====== Records for this task ======
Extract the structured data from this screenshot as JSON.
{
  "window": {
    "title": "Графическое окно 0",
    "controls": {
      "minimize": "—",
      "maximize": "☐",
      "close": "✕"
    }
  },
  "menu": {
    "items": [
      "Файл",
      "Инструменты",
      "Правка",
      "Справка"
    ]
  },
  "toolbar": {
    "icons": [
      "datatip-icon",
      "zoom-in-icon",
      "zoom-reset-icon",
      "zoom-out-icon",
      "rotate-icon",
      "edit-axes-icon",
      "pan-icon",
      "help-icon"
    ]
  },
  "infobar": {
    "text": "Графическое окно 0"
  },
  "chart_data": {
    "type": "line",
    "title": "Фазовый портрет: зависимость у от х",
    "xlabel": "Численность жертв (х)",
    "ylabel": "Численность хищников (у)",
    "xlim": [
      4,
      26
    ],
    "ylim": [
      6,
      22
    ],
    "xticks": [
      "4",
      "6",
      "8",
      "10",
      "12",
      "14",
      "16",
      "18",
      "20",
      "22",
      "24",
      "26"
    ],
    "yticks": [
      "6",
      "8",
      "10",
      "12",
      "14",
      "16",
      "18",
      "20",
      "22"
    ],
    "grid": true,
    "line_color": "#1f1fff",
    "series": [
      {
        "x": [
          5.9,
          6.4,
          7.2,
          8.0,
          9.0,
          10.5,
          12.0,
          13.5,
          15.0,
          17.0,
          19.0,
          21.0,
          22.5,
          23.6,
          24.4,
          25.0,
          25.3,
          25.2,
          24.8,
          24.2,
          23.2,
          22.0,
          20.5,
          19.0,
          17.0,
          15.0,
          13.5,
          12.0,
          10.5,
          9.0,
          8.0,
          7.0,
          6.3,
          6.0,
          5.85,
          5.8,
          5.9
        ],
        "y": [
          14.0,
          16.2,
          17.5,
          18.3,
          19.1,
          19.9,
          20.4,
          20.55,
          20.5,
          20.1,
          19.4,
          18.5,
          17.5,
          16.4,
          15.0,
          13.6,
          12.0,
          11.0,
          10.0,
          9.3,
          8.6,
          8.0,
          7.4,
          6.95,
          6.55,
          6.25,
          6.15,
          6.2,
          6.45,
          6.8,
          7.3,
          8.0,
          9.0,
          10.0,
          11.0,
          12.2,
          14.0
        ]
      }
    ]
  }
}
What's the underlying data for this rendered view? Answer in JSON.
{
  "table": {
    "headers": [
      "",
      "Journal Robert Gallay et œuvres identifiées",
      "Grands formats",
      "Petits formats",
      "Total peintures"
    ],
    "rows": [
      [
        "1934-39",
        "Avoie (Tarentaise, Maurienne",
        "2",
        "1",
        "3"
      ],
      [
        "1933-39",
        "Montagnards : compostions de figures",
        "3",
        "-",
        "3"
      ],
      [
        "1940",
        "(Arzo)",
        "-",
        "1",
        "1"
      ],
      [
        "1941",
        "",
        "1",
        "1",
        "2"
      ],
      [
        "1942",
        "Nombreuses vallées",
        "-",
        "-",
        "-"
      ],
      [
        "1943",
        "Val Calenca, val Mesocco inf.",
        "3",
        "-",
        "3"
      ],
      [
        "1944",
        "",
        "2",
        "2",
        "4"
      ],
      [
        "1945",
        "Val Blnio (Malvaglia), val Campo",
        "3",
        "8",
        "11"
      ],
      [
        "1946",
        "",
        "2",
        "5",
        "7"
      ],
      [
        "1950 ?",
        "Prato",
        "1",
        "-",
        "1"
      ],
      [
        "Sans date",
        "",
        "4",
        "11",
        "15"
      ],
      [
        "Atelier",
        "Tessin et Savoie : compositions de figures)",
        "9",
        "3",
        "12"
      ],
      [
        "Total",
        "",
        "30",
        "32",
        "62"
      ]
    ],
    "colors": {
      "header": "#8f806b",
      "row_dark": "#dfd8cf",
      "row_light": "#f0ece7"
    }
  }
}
======
Exercise aim — Extract the complete set of records unchanged.

Problem solution —
Extract the structured data from this screenshot as JSON.
{
  "window": {
    "title": "Графическое окно 0",
    "controls": {
      "minimize": "—",
      "maximize": "☐",
      "close": "✕"
    }
  },
  "menu": {
    "items": [
      "Файл",
      "Инструменты",
      "Правка",
      "Справка"
    ]
  },
  "toolbar": {
    "icons": [
      "datatip-icon",
      "zoom-in-icon",
      "zoom-reset-icon",
      "zoom-out-icon",
      "rotate-icon",
      "edit-axes-icon",
      "pan-icon",
      "help-icon"
    ]
  },
  "infobar": {
    "text": "Графическое окно 0"
  },
  "chart_data": {
    "type": "line",
    "title": "Фазовый портрет: зависимость у от х",
    "xlabel": "Численность жертв (х)",
    "ylabel": "Численность хищников (у)",
    "xlim": [
      4,
      26
    ],
    "ylim": [
      6,
      22
    ],
    "xticks": [
      "4",
      "6",
      "8",
      "10",
      "12",
      "14",
      "16",
      "18",
      "20",
      "22",
      "24",
      "26"
    ],
    "yticks": [
      "6",
      "8",
      "10",
      "12",
      "14",
      "16",
      "18",
      "20",
      "22"
    ],
    "grid": true,
    "line_color": "#1f1fff",
    "series": [
      {
        "x": [
          5.9,
          6.4,
          7.2,
          8.0,
          9.0,
          10.5,
          12.0,
          13.5,
          15.0,
          17.0,
          19.0,
          21.0,
          22.5,
          23.6,
          24.4,
          25.0,
          25.3,
          25.2,
          24.8,
          24.2,
          23.2,
          22.0,
          20.5,
          19.0,
          17.0,
          15.0,
          13.5,
          12.0,
          10.5,
          9.0,
          8.0,
          7.0,
          6.3,
          6.0,
          5.85,
          5.8,
          5.9
        ],
        "y": [
          14.0,
          16.2,
          17.5,
          18.3,
          19.1,
          19.9,
          20.4,
          20.55,
          20.5,
          20.1,
          19.4,
          18.5,
          17.5,
          16.4,
          15.0,
          13.6,
          12.0,
          11.0,
          10.0,
          9.3,
          8.6,
          8.0,
          7.4,
          6.95,
          6.55,
          6.25,
          6.15,
          6.2,
          6.45,
          6.8,
          7.3,
          8.0,
          9.0,
          10.0,
          11.0,
          12.2,
          14.0
        ]
      }
    ]
  }
}
What's the underlying data for this rendered view? Answer in JSON.
{
  "table": {
    "headers": [
      "",
      "Journal Robert Gallay et œuvres identifiées",
      "Grands formats",
      "Petits formats",
      "Total peintures"
    ],
    "rows": [
      [
        "1934-39",
        "Avoie (Tarentaise, Maurienne",
        "2",
        "1",
        "3"
      ],
      [
        "1933-39",
        "Montagnards : compostions de figures",
        "3",
        "-",
        "3"
      ],
      [
        "1940",
        "(Arzo)",
        "-",
        "1",
        "1"
      ],
      [
        "1941",
        "",
        "1",
        "1",
        "2"
      ],
      [
        "1942",
        "Nombreuses vallées",
        "-",
        "-",
        "-"
      ],
      [
        "1943",
        "Val Calenca, val Mesocco inf.",
        "3",
        "-",
        "3"
      ],
      [
        "1944",
        "",
        "2",
        "2",
        "4"
      ],
      [
        "1945",
        "Val Blnio (Malvaglia), val Campo",
        "3",
        "8",
        "11"
      ],
      [
        "1946",
        "",
        "2",
        "5",
        "7"
      ],
      [
        "1950 ?",
        "Prato",
        "1",
        "-",
        "1"
      ],
      [
        "Sans date",
        "",
        "4",
        "11",
        "15"
      ],
      [
        "Atelier",
        "Tessin et Savoie : compositions de figures)",
        "9",
        "3",
        "12"
      ],
      [
        "Total",
        "",
        "30",
        "32",
        "62"
      ]
    ],
    "colors": {
      "header": "#8f806b",
      "row_dark": "#dfd8cf",
      "row_light": "#f0ece7"
    }
  }
}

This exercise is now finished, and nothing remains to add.